▶ **REQUEST**
Copy each line of the records that contains the word "content".

▶ **RECORDS TO USE**
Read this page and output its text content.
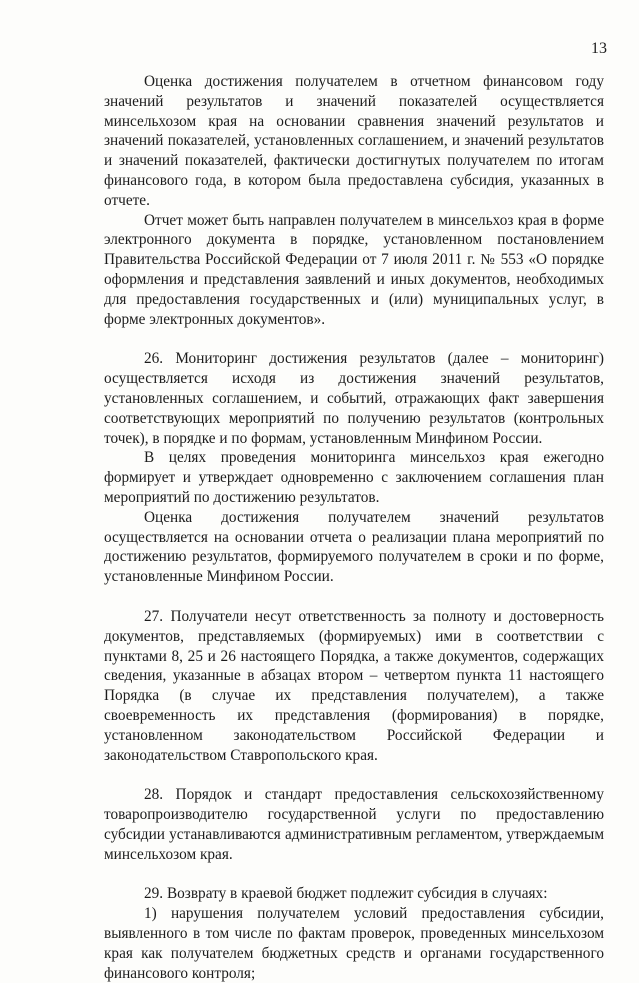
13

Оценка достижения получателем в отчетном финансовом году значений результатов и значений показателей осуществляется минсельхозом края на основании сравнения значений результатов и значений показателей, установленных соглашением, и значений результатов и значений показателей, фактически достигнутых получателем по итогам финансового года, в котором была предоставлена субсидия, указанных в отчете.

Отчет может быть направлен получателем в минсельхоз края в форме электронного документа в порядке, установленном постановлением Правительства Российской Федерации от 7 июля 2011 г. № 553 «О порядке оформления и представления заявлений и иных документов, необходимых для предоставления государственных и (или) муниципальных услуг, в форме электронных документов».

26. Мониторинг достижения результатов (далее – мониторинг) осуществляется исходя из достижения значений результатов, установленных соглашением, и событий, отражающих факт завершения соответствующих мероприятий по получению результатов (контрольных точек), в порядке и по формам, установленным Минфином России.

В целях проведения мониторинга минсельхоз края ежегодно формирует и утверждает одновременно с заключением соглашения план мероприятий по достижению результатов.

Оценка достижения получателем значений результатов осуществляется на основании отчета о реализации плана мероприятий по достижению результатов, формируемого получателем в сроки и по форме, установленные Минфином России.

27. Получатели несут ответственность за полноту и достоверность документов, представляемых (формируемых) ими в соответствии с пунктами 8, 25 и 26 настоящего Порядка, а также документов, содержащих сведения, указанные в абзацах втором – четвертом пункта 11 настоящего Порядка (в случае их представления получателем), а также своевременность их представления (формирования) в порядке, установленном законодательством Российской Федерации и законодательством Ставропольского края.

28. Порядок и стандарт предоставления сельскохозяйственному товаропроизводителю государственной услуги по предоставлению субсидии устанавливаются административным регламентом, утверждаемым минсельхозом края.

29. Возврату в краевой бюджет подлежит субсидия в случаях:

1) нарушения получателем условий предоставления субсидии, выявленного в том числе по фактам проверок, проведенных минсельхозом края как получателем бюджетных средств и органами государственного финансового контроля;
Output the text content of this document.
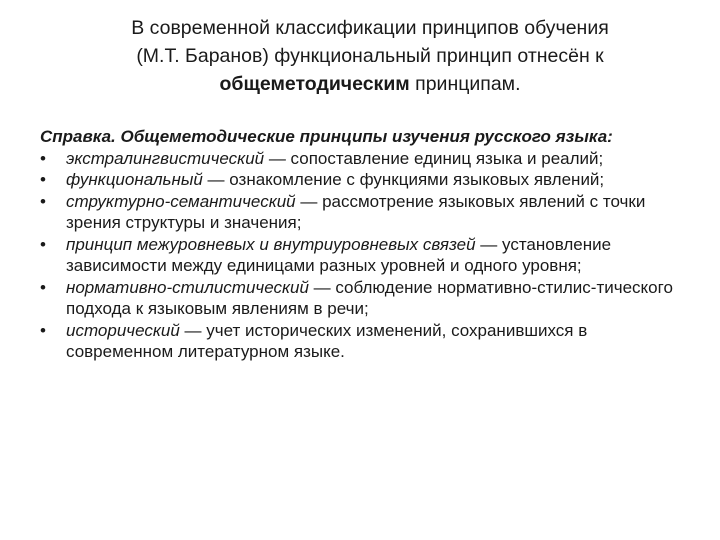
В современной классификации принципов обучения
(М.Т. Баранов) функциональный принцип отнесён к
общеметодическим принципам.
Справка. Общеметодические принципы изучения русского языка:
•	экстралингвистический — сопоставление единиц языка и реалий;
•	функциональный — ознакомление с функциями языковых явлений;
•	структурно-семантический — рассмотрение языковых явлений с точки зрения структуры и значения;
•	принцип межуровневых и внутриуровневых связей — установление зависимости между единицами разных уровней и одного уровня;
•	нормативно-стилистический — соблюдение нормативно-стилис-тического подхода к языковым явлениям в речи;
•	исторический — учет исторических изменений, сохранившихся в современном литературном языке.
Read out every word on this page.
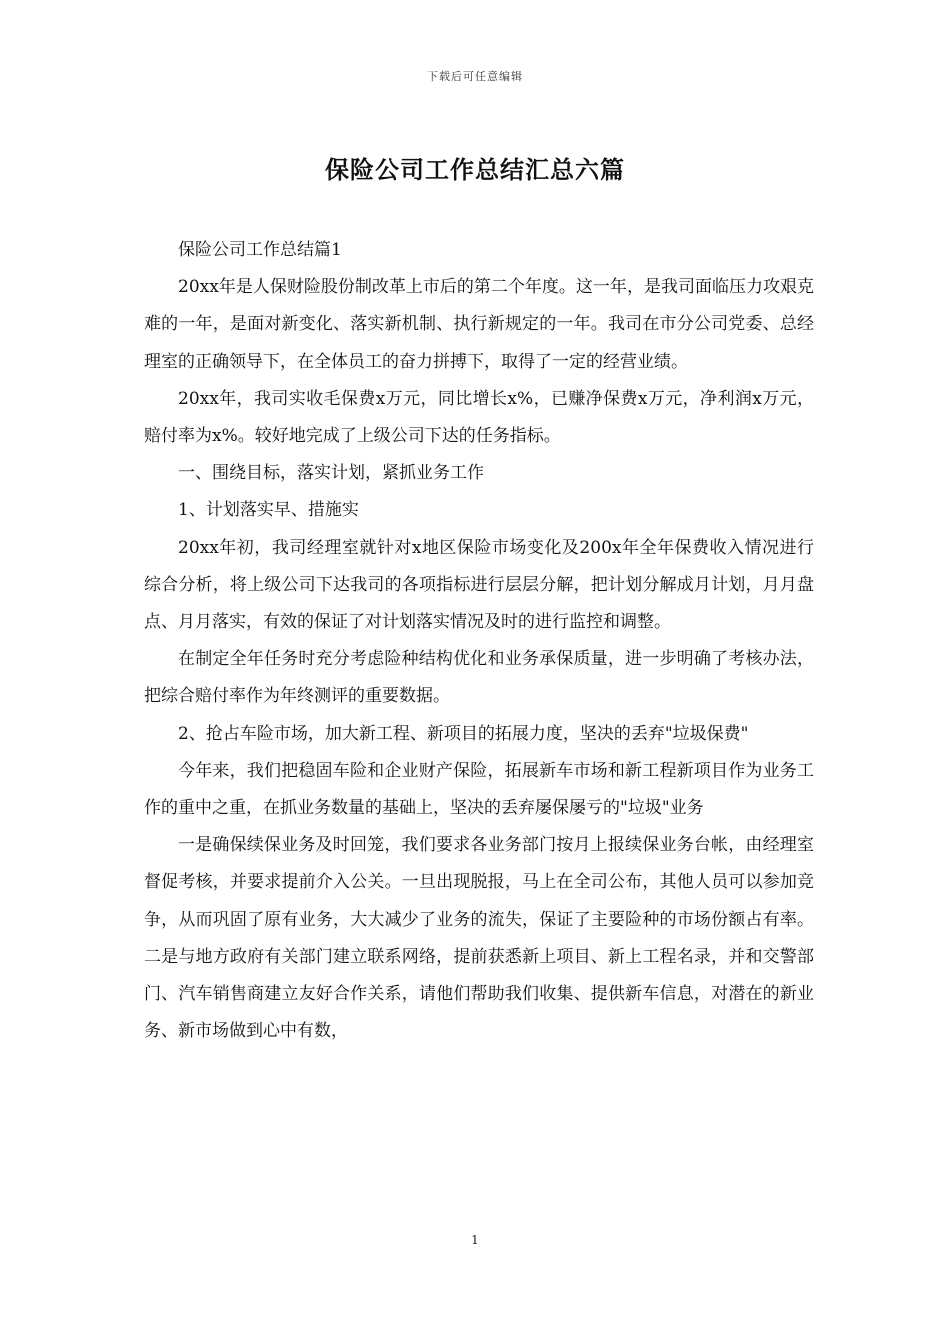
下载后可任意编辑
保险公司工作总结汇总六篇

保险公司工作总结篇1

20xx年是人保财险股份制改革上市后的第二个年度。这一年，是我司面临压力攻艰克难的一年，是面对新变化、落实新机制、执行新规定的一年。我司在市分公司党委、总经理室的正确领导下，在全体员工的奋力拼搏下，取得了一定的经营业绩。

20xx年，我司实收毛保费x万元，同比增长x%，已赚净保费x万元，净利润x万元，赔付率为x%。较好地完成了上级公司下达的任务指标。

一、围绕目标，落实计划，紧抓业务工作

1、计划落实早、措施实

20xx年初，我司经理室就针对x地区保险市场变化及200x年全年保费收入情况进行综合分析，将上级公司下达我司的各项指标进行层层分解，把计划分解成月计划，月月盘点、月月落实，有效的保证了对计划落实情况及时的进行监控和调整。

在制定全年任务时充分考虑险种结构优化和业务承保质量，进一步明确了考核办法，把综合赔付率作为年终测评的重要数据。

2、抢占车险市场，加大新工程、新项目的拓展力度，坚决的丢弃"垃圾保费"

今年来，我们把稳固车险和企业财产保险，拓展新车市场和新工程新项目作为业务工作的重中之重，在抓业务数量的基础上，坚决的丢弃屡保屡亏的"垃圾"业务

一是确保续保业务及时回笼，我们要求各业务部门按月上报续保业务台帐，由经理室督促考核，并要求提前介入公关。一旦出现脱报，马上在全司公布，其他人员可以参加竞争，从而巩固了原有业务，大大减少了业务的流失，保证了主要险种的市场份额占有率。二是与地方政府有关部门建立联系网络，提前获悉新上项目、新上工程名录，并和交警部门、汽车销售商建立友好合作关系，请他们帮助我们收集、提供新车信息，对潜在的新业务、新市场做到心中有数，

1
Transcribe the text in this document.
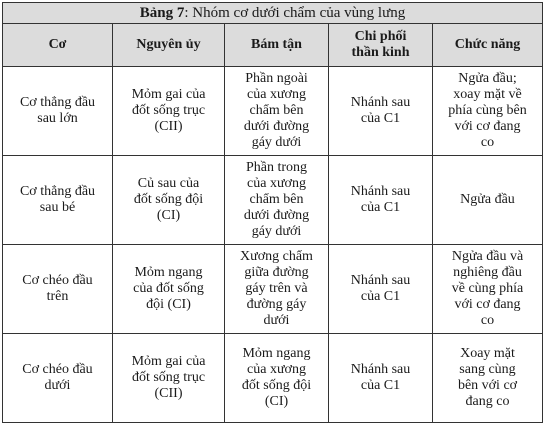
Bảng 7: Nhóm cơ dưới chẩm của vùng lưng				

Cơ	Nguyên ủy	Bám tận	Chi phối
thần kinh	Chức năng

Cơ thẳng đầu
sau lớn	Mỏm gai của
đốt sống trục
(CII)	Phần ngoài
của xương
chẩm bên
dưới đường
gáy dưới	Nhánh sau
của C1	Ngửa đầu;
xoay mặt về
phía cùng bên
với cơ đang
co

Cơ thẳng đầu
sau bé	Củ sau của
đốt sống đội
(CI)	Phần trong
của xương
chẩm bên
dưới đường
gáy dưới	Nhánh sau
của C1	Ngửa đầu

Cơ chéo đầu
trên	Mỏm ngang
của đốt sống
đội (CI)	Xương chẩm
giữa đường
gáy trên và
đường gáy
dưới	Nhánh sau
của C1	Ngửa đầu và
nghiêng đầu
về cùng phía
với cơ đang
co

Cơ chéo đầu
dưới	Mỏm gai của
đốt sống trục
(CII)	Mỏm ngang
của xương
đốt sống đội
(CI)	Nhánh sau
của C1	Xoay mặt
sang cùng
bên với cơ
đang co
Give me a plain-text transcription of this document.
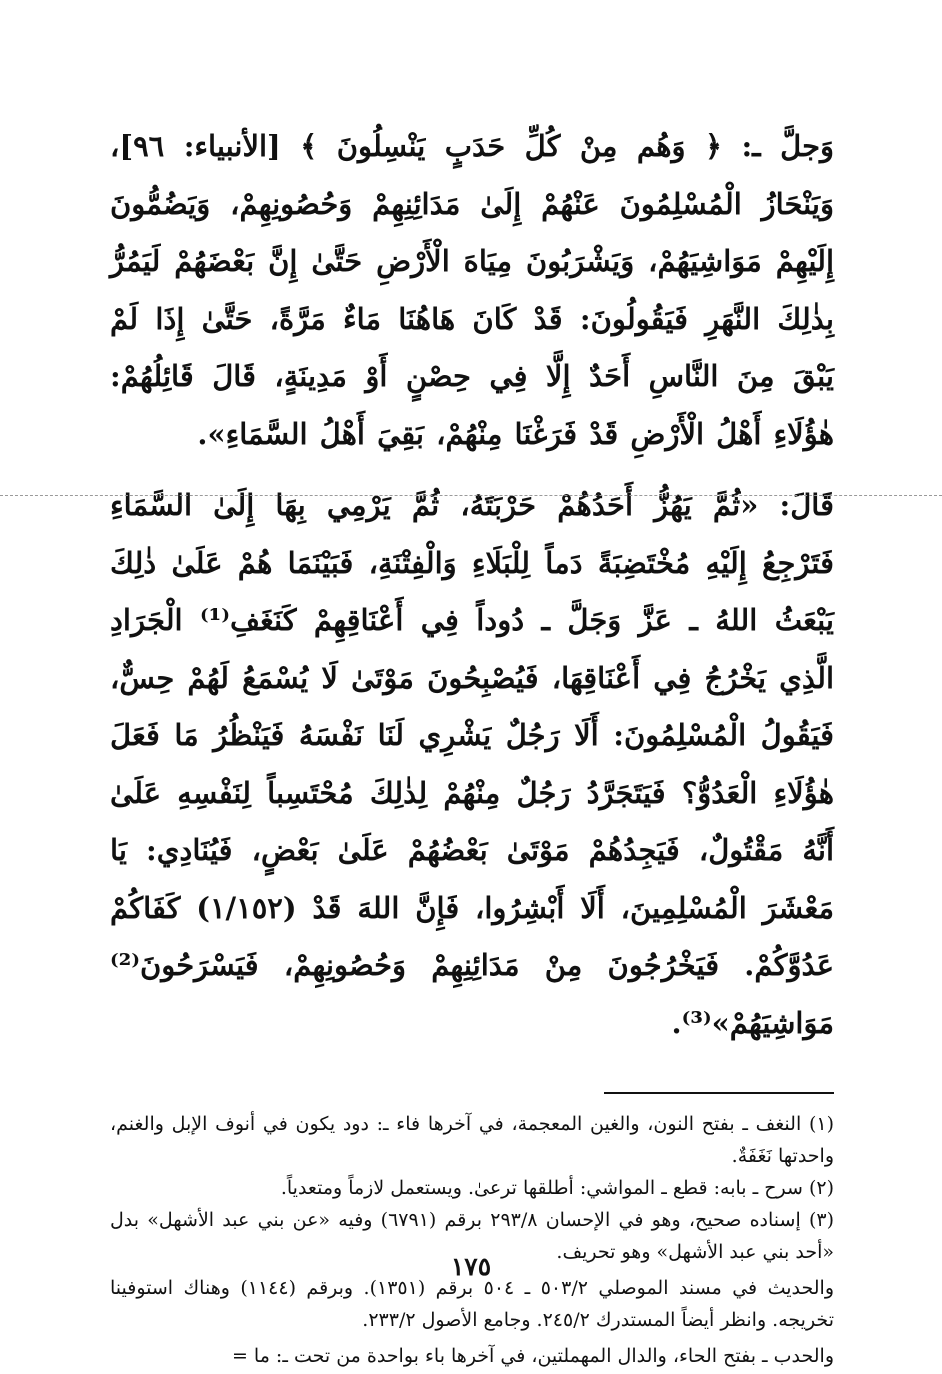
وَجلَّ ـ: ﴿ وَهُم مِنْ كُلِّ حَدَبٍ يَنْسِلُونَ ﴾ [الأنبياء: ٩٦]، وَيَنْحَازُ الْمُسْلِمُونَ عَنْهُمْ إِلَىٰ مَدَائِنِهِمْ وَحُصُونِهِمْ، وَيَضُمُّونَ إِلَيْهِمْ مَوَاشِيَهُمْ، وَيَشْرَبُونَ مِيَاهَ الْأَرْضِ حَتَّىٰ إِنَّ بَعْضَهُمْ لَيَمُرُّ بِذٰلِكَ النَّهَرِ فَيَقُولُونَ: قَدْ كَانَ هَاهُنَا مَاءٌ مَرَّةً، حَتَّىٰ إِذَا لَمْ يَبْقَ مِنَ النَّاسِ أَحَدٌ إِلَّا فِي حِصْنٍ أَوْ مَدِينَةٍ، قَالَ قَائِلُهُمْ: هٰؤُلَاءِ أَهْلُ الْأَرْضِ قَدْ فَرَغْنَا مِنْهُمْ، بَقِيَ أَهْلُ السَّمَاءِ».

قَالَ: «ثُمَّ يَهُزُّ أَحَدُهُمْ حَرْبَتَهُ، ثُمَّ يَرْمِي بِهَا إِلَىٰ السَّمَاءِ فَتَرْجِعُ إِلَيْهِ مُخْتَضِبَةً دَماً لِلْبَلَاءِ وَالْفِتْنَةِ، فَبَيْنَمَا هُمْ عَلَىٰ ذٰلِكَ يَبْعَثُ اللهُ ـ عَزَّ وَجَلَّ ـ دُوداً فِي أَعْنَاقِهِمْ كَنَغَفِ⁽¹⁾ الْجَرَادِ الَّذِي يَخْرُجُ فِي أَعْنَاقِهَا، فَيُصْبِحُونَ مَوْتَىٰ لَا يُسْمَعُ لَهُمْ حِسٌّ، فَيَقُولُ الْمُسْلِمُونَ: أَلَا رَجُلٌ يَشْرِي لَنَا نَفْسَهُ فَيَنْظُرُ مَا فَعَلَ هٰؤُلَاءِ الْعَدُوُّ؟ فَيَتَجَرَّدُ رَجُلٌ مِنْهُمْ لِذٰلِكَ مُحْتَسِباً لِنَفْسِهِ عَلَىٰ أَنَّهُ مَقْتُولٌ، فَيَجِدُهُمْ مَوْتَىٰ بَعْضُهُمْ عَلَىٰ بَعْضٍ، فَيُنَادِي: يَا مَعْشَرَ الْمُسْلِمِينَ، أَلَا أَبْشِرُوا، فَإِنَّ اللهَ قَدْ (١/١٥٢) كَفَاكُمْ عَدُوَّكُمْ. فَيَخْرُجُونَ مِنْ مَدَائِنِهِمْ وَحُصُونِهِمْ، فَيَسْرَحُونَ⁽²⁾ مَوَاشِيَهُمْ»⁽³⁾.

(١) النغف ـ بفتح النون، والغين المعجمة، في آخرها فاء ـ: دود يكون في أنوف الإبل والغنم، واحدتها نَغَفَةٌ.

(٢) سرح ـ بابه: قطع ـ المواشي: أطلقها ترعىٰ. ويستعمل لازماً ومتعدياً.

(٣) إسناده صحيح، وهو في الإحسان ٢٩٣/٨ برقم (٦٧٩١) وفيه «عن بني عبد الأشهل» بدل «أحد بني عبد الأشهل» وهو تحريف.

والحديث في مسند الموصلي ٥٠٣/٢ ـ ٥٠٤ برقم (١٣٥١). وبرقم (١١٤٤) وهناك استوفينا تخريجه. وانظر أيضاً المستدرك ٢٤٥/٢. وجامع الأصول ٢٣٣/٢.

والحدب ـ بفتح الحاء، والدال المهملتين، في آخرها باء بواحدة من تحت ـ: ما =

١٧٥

▶ **EXERCISE ANSWER**
Read this page and output its text content.
Output the text content of this document.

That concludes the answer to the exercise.